WHAT THE TASK ASKS
Pick out all lines with the word "Speaking" from the records that follow.

======== DATA LISTING ========

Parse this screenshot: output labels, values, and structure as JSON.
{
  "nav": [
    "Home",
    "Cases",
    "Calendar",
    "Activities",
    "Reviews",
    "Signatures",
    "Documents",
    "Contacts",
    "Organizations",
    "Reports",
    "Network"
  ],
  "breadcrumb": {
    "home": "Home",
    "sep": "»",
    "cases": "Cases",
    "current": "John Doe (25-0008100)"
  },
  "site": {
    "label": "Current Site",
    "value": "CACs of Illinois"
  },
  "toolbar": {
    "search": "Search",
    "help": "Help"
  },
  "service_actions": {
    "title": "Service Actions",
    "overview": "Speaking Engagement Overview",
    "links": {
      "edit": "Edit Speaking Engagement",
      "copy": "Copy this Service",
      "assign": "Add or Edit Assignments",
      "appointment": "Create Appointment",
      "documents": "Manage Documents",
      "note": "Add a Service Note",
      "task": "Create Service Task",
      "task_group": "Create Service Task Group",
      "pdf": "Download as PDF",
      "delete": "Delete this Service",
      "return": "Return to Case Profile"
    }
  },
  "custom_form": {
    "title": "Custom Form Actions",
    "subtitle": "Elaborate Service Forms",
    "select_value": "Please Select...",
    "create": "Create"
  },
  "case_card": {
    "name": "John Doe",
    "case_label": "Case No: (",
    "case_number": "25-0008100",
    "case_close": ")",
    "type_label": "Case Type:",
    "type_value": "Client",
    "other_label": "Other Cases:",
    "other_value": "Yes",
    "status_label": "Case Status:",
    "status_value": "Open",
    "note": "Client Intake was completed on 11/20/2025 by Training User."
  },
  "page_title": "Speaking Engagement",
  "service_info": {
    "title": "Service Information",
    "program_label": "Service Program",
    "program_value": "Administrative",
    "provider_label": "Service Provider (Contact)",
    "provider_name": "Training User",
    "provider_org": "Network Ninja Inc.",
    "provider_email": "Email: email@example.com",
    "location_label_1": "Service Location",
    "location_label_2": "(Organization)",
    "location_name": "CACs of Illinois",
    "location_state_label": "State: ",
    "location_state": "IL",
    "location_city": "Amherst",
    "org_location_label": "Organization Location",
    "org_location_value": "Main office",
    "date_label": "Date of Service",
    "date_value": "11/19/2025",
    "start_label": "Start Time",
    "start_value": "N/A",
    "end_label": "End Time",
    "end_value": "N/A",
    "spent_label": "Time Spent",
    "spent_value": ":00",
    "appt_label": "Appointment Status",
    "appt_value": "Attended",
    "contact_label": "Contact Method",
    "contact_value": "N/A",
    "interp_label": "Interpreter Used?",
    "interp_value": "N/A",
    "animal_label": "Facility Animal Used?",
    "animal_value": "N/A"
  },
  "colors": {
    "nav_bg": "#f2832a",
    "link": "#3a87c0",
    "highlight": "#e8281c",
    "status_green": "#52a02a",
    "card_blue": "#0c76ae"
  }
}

========

SOLVED EXERCISE
    "overview": "Speaking Engagement Overview",
      "edit": "Edit Speaking Engagement",
  "page_title": "Speaking Engagement",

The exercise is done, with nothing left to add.